Set problem — Exactly reproduce the lines that follow.

>> start Record excerpts

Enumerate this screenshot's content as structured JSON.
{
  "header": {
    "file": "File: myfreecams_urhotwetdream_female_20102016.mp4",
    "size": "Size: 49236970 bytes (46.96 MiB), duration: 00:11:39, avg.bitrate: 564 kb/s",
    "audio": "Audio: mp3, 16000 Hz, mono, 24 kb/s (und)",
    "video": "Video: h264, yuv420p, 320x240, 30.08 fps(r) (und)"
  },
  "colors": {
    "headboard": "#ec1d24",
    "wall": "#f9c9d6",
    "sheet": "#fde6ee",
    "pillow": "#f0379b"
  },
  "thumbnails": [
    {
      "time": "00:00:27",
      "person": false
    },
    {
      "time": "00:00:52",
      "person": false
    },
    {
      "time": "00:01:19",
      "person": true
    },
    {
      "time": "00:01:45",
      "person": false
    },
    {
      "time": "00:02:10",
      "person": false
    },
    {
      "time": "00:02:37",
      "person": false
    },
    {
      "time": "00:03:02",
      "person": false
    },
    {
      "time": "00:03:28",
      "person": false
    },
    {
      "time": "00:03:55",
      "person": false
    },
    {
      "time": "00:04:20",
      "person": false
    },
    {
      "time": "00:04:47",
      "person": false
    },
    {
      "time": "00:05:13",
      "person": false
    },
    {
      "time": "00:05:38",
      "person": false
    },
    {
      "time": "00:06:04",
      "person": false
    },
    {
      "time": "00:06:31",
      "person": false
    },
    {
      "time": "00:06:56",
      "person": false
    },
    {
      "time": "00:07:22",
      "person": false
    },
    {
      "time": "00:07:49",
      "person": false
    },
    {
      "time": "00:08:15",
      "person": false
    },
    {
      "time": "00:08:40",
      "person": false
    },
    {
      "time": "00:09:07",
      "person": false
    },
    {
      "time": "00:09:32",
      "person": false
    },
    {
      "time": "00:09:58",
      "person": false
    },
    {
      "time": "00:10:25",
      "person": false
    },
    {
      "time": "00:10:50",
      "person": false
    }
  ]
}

>> end Record excerpts

Exercise answer —
Enumerate this screenshot's content as structured JSON.
{
  "header": {
    "file": "File: myfreecams_urhotwetdream_female_20102016.mp4",
    "size": "Size: 49236970 bytes (46.96 MiB), duration: 00:11:39, avg.bitrate: 564 kb/s",
    "audio": "Audio: mp3, 16000 Hz, mono, 24 kb/s (und)",
    "video": "Video: h264, yuv420p, 320x240, 30.08 fps(r) (und)"
  },
  "colors": {
    "headboard": "#ec1d24",
    "wall": "#f9c9d6",
    "sheet": "#fde6ee",
    "pillow": "#f0379b"
  },
  "thumbnails": [
    {
      "time": "00:00:27",
      "person": false
    },
    {
      "time": "00:00:52",
      "person": false
    },
    {
      "time": "00:01:19",
      "person": true
    },
    {
      "time": "00:01:45",
      "person": false
    },
    {
      "time": "00:02:10",
      "person": false
    },
    {
      "time": "00:02:37",
      "person": false
    },
    {
      "time": "00:03:02",
      "person": false
    },
    {
      "time": "00:03:28",
      "person": false
    },
    {
      "time": "00:03:55",
      "person": false
    },
    {
      "time": "00:04:20",
      "person": false
    },
    {
      "time": "00:04:47",
      "person": false
    },
    {
      "time": "00:05:13",
      "person": false
    },
    {
      "time": "00:05:38",
      "person": false
    },
    {
      "time": "00:06:04",
      "person": false
    },
    {
      "time": "00:06:31",
      "person": false
    },
    {
      "time": "00:06:56",
      "person": false
    },
    {
      "time": "00:07:22",
      "person": false
    },
    {
      "time": "00:07:49",
      "person": false
    },
    {
      "time": "00:08:15",
      "person": false
    },
    {
      "time": "00:08:40",
      "person": false
    },
    {
      "time": "00:09:07",
      "person": false
    },
    {
      "time": "00:09:32",
      "person": false
    },
    {
      "time": "00:09:58",
      "person": false
    },
    {
      "time": "00:10:25",
      "person": false
    },
    {
      "time": "00:10:50",
      "person": false
    }
  ]
}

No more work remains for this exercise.